Restate the entries below word for word, omitting nothing.

[Raw records]
■ ■ ■ ■ ■
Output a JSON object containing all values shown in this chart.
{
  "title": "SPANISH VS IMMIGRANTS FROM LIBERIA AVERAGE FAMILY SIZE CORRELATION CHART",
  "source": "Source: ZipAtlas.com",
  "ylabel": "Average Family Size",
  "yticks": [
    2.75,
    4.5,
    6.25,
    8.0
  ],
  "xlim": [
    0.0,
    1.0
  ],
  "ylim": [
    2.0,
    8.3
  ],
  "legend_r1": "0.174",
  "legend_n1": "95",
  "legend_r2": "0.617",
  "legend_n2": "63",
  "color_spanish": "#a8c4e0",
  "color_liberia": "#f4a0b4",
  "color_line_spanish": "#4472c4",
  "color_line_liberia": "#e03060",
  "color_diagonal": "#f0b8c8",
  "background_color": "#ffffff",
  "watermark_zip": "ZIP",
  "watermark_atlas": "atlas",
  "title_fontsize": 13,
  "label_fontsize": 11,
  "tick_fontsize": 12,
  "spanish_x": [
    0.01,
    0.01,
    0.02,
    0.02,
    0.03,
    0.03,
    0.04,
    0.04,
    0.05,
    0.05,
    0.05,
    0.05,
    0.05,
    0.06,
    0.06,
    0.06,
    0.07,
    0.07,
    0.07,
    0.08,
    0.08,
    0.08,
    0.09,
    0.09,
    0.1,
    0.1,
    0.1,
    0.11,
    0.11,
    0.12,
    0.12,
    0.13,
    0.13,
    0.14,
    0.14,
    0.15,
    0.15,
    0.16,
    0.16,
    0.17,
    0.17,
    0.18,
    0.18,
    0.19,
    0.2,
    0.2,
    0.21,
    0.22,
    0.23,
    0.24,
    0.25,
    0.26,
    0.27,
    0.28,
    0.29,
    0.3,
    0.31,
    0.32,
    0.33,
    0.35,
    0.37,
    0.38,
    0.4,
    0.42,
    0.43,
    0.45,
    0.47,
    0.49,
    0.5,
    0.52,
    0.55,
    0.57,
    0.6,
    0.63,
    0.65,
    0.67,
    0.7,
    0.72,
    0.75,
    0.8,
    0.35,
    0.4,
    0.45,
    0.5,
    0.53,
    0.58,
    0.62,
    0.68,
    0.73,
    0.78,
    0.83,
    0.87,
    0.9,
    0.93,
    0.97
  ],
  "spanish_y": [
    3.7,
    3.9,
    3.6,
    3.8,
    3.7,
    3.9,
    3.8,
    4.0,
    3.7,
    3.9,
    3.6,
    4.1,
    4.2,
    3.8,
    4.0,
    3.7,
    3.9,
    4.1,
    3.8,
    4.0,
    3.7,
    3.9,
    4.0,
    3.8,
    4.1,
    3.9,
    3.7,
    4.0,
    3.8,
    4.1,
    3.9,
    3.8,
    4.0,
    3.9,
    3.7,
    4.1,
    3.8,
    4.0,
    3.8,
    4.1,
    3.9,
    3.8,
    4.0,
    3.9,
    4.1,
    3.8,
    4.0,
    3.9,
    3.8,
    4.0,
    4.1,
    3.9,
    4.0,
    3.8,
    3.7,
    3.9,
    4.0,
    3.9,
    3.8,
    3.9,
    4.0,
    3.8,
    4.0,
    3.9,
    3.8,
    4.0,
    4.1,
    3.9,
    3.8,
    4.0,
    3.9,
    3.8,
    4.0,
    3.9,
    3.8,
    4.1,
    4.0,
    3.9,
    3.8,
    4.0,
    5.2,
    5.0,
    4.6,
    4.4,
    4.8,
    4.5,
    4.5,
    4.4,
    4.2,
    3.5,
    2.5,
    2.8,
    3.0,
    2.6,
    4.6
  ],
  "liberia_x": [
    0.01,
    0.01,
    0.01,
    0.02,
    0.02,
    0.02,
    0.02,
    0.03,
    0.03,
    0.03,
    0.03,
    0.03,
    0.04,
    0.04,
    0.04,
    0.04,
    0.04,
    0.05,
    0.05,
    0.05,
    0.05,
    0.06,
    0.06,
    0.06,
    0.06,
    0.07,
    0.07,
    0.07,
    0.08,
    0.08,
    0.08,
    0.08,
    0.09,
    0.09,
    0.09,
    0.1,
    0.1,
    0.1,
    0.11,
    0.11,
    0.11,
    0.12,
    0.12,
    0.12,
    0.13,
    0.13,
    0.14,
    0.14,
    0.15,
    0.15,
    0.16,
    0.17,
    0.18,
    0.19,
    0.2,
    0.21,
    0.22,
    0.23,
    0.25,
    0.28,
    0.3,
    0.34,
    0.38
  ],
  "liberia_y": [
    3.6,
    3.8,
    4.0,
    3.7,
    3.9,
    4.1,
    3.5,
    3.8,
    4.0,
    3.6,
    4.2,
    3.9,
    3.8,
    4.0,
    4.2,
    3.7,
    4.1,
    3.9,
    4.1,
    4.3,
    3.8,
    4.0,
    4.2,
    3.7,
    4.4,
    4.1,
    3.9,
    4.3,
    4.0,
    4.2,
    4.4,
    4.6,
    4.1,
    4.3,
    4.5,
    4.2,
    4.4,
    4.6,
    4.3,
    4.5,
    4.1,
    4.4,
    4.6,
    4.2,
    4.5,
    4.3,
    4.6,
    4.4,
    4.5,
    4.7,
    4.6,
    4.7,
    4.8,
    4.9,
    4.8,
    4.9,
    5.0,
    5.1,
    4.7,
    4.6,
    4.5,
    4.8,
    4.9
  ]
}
■ ■ ■ ■ ■
> Solution below
Output a JSON object containing all values shown in this chart.
{
  "title": "SPANISH VS IMMIGRANTS FROM LIBERIA AVERAGE FAMILY SIZE CORRELATION CHART",
  "source": "Source: ZipAtlas.com",
  "ylabel": "Average Family Size",
  "yticks": [
    2.75,
    4.5,
    6.25,
    8.0
  ],
  "xlim": [
    0.0,
    1.0
  ],
  "ylim": [
    2.0,
    8.3
  ],
  "legend_r1": "0.174",
  "legend_n1": "95",
  "legend_r2": "0.617",
  "legend_n2": "63",
  "color_spanish": "#a8c4e0",
  "color_liberia": "#f4a0b4",
  "color_line_spanish": "#4472c4",
  "color_line_liberia": "#e03060",
  "color_diagonal": "#f0b8c8",
  "background_color": "#ffffff",
  "watermark_zip": "ZIP",
  "watermark_atlas": "atlas",
  "title_fontsize": 13,
  "label_fontsize": 11,
  "tick_fontsize": 12,
  "spanish_x": [
    0.01,
    0.01,
    0.02,
    0.02,
    0.03,
    0.03,
    0.04,
    0.04,
    0.05,
    0.05,
    0.05,
    0.05,
    0.05,
    0.06,
    0.06,
    0.06,
    0.07,
    0.07,
    0.07,
    0.08,
    0.08,
    0.08,
    0.09,
    0.09,
    0.1,
    0.1,
    0.1,
    0.11,
    0.11,
    0.12,
    0.12,
    0.13,
    0.13,
    0.14,
    0.14,
    0.15,
    0.15,
    0.16,
    0.16,
    0.17,
    0.17,
    0.18,
    0.18,
    0.19,
    0.2,
    0.2,
    0.21,
    0.22,
    0.23,
    0.24,
    0.25,
    0.26,
    0.27,
    0.28,
    0.29,
    0.3,
    0.31,
    0.32,
    0.33,
    0.35,
    0.37,
    0.38,
    0.4,
    0.42,
    0.43,
    0.45,
    0.47,
    0.49,
    0.5,
    0.52,
    0.55,
    0.57,
    0.6,
    0.63,
    0.65,
    0.67,
    0.7,
    0.72,
    0.75,
    0.8,
    0.35,
    0.4,
    0.45,
    0.5,
    0.53,
    0.58,
    0.62,
    0.68,
    0.73,
    0.78,
    0.83,
    0.87,
    0.9,
    0.93,
    0.97
  ],
  "spanish_y": [
    3.7,
    3.9,
    3.6,
    3.8,
    3.7,
    3.9,
    3.8,
    4.0,
    3.7,
    3.9,
    3.6,
    4.1,
    4.2,
    3.8,
    4.0,
    3.7,
    3.9,
    4.1,
    3.8,
    4.0,
    3.7,
    3.9,
    4.0,
    3.8,
    4.1,
    3.9,
    3.7,
    4.0,
    3.8,
    4.1,
    3.9,
    3.8,
    4.0,
    3.9,
    3.7,
    4.1,
    3.8,
    4.0,
    3.8,
    4.1,
    3.9,
    3.8,
    4.0,
    3.9,
    4.1,
    3.8,
    4.0,
    3.9,
    3.8,
    4.0,
    4.1,
    3.9,
    4.0,
    3.8,
    3.7,
    3.9,
    4.0,
    3.9,
    3.8,
    3.9,
    4.0,
    3.8,
    4.0,
    3.9,
    3.8,
    4.0,
    4.1,
    3.9,
    3.8,
    4.0,
    3.9,
    3.8,
    4.0,
    3.9,
    3.8,
    4.1,
    4.0,
    3.9,
    3.8,
    4.0,
    5.2,
    5.0,
    4.6,
    4.4,
    4.8,
    4.5,
    4.5,
    4.4,
    4.2,
    3.5,
    2.5,
    2.8,
    3.0,
    2.6,
    4.6
  ],
  "liberia_x": [
    0.01,
    0.01,
    0.01,
    0.02,
    0.02,
    0.02,
    0.02,
    0.03,
    0.03,
    0.03,
    0.03,
    0.03,
    0.04,
    0.04,
    0.04,
    0.04,
    0.04,
    0.05,
    0.05,
    0.05,
    0.05,
    0.06,
    0.06,
    0.06,
    0.06,
    0.07,
    0.07,
    0.07,
    0.08,
    0.08,
    0.08,
    0.08,
    0.09,
    0.09,
    0.09,
    0.1,
    0.1,
    0.1,
    0.11,
    0.11,
    0.11,
    0.12,
    0.12,
    0.12,
    0.13,
    0.13,
    0.14,
    0.14,
    0.15,
    0.15,
    0.16,
    0.17,
    0.18,
    0.19,
    0.2,
    0.21,
    0.22,
    0.23,
    0.25,
    0.28,
    0.3,
    0.34,
    0.38
  ],
  "liberia_y": [
    3.6,
    3.8,
    4.0,
    3.7,
    3.9,
    4.1,
    3.5,
    3.8,
    4.0,
    3.6,
    4.2,
    3.9,
    3.8,
    4.0,
    4.2,
    3.7,
    4.1,
    3.9,
    4.1,
    4.3,
    3.8,
    4.0,
    4.2,
    3.7,
    4.4,
    4.1,
    3.9,
    4.3,
    4.0,
    4.2,
    4.4,
    4.6,
    4.1,
    4.3,
    4.5,
    4.2,
    4.4,
    4.6,
    4.3,
    4.5,
    4.1,
    4.4,
    4.6,
    4.2,
    4.5,
    4.3,
    4.6,
    4.4,
    4.5,
    4.7,
    4.6,
    4.7,
    4.8,
    4.9,
    4.8,
    4.9,
    5.0,
    5.1,
    4.7,
    4.6,
    4.5,
    4.8,
    4.9
  ]
}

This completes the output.